Source data:
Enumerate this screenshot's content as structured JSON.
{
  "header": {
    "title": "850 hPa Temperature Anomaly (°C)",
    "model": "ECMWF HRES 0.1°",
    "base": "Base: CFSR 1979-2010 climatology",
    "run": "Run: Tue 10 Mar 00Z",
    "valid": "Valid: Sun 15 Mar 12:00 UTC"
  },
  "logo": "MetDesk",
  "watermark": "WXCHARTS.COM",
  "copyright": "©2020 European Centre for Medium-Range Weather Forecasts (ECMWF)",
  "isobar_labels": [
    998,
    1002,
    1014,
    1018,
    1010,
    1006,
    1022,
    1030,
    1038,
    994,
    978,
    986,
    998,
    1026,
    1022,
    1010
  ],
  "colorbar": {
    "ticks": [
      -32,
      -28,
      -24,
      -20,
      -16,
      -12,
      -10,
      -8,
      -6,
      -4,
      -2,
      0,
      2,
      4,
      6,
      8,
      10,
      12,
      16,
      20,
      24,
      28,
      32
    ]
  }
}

» **Short problem**
Faithfully reproduce all of the records, character for character.

» **Result of this exercise**
Enumerate this screenshot's content as structured JSON.
{
  "header": {
    "title": "850 hPa Temperature Anomaly (°C)",
    "model": "ECMWF HRES 0.1°",
    "base": "Base: CFSR 1979-2010 climatology",
    "run": "Run: Tue 10 Mar 00Z",
    "valid": "Valid: Sun 15 Mar 12:00 UTC"
  },
  "logo": "MetDesk",
  "watermark": "WXCHARTS.COM",
  "copyright": "©2020 European Centre for Medium-Range Weather Forecasts (ECMWF)",
  "isobar_labels": [
    998,
    1002,
    1014,
    1018,
    1010,
    1006,
    1022,
    1030,
    1038,
    994,
    978,
    986,
    998,
    1026,
    1022,
    1010
  ],
  "colorbar": {
    "ticks": [
      -32,
      -28,
      -24,
      -20,
      -16,
      -12,
      -10,
      -8,
      -6,
      -4,
      -2,
      0,
      2,
      4,
      6,
      8,
      10,
      12,
      16,
      20,
      24,
      28,
      32
    ]
  }
}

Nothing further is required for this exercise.